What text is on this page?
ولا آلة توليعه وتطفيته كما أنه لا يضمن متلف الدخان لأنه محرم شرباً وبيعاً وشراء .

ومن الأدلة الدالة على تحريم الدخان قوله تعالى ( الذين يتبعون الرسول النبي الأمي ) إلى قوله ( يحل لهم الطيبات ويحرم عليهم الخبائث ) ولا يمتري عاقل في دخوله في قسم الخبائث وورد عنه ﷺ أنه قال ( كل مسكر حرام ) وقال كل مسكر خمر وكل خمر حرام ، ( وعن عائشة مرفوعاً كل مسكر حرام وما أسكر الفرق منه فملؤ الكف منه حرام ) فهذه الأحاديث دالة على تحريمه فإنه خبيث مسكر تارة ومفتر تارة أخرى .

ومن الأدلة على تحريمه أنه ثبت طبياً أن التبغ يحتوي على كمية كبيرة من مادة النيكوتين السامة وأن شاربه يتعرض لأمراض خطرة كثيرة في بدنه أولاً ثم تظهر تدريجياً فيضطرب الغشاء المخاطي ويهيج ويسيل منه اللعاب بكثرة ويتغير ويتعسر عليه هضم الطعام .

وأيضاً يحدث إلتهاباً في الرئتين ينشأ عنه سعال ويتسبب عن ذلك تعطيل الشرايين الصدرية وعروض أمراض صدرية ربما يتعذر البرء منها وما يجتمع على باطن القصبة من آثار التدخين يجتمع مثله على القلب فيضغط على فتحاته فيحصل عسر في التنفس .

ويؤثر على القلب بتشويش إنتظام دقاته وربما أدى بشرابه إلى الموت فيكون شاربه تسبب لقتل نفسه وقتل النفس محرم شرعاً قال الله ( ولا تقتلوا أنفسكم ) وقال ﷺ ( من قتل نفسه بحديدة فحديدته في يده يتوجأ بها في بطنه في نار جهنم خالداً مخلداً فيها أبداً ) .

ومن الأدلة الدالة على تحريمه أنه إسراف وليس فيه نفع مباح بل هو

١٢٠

————————

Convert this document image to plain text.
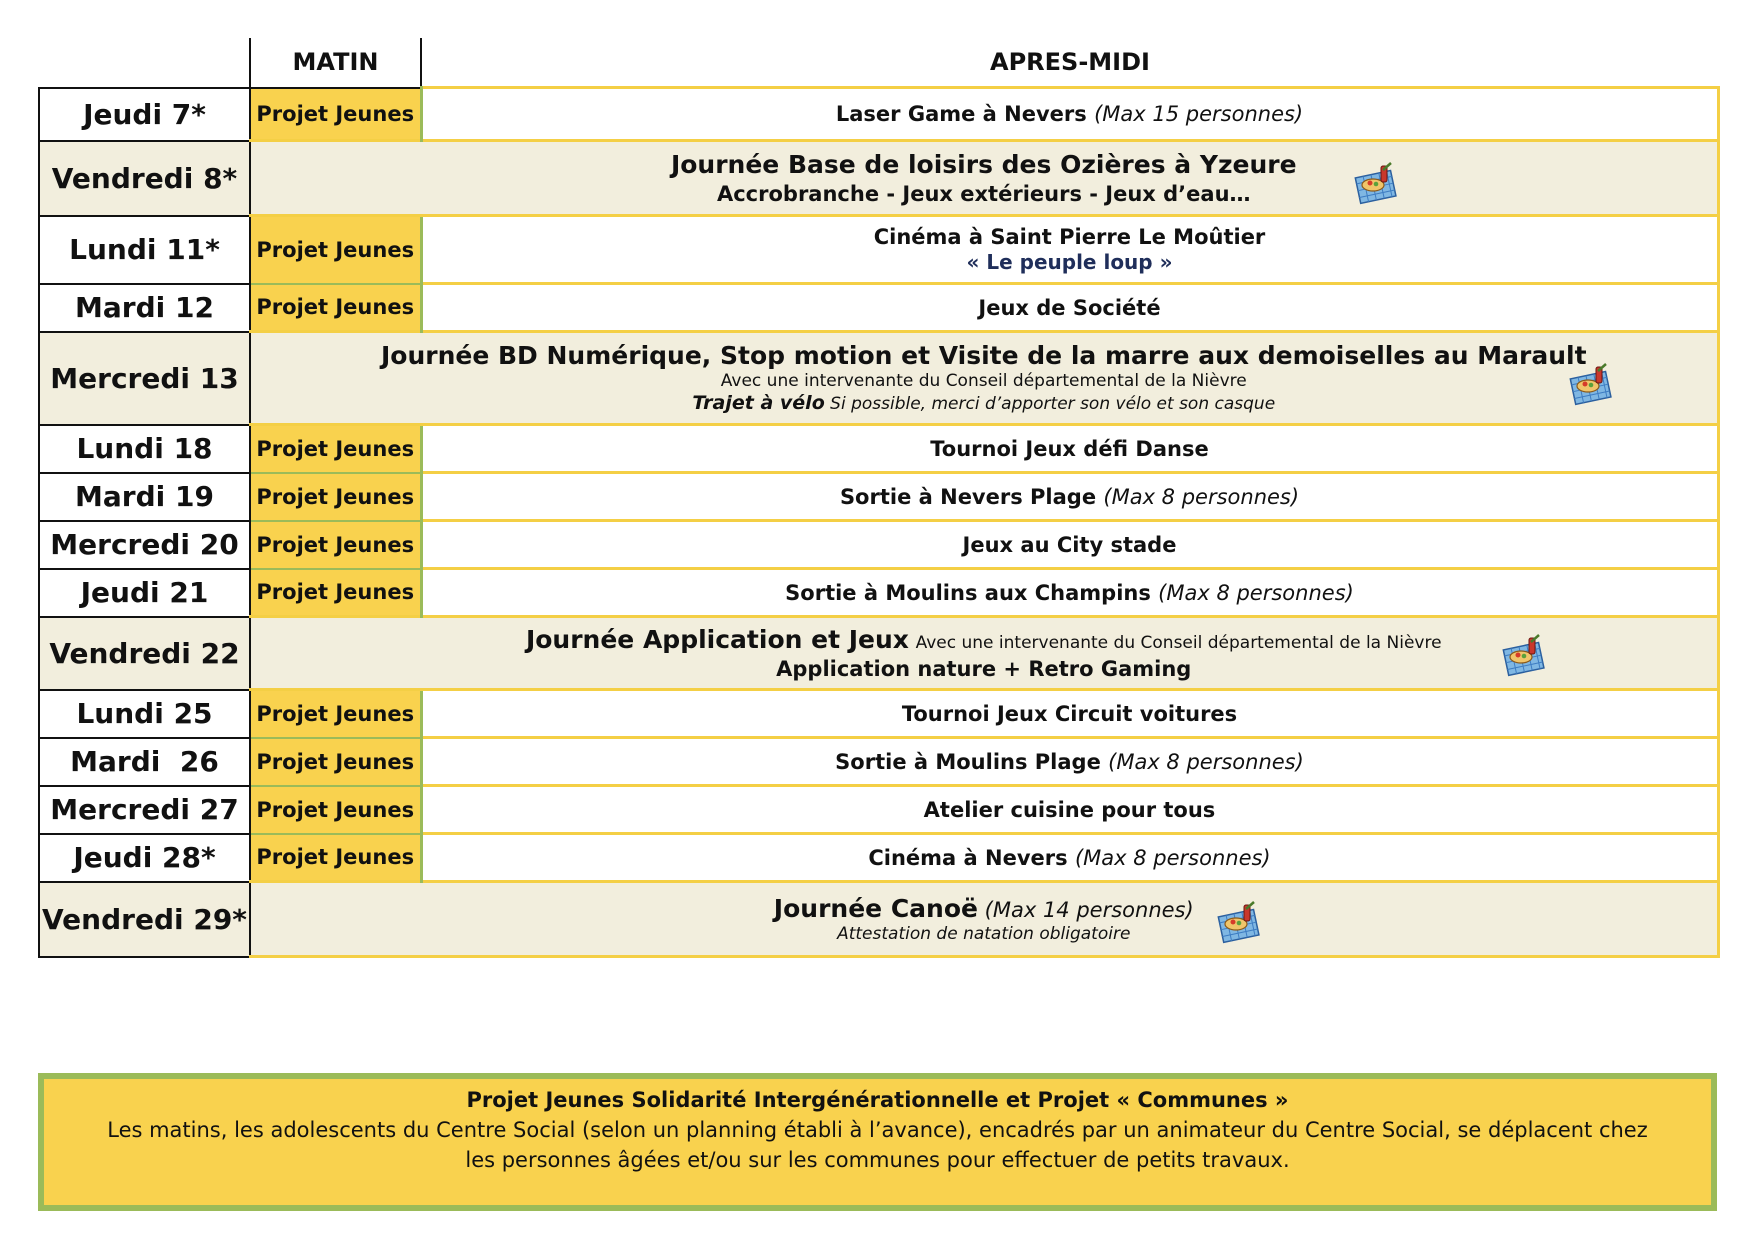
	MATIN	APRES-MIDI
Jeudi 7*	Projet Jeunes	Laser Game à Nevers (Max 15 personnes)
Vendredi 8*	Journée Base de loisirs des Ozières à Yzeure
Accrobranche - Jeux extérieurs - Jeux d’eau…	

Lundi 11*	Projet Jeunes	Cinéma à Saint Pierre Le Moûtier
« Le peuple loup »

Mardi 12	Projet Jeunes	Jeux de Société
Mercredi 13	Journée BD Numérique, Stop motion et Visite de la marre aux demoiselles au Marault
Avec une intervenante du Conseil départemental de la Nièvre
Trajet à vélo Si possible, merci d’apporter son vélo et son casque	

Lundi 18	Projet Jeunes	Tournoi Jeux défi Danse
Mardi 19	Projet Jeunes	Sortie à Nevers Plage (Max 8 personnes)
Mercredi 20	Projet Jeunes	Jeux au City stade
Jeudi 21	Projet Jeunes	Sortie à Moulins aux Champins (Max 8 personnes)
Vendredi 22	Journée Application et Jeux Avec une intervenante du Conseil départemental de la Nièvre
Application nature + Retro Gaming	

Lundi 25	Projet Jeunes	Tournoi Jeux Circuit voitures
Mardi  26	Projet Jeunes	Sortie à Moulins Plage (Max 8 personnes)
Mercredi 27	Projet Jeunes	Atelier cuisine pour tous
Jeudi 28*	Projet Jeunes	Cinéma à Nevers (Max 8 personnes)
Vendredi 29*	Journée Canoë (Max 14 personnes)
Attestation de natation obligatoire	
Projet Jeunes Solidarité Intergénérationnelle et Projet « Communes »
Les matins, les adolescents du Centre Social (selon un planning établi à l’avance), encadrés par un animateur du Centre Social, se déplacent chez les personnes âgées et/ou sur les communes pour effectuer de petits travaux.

————————

- What to do: Using the material above, report each line where "Vendredi" occurs.

- Solution:
Vendredi 8*	Journée Base de loisirs des Ozières à Yzeure
Vendredi 22	Journée Application et Jeux Avec une intervenante du Conseil départemental de la Nièvre
Vendredi 29*	Journée Canoë (Max 14 personnes)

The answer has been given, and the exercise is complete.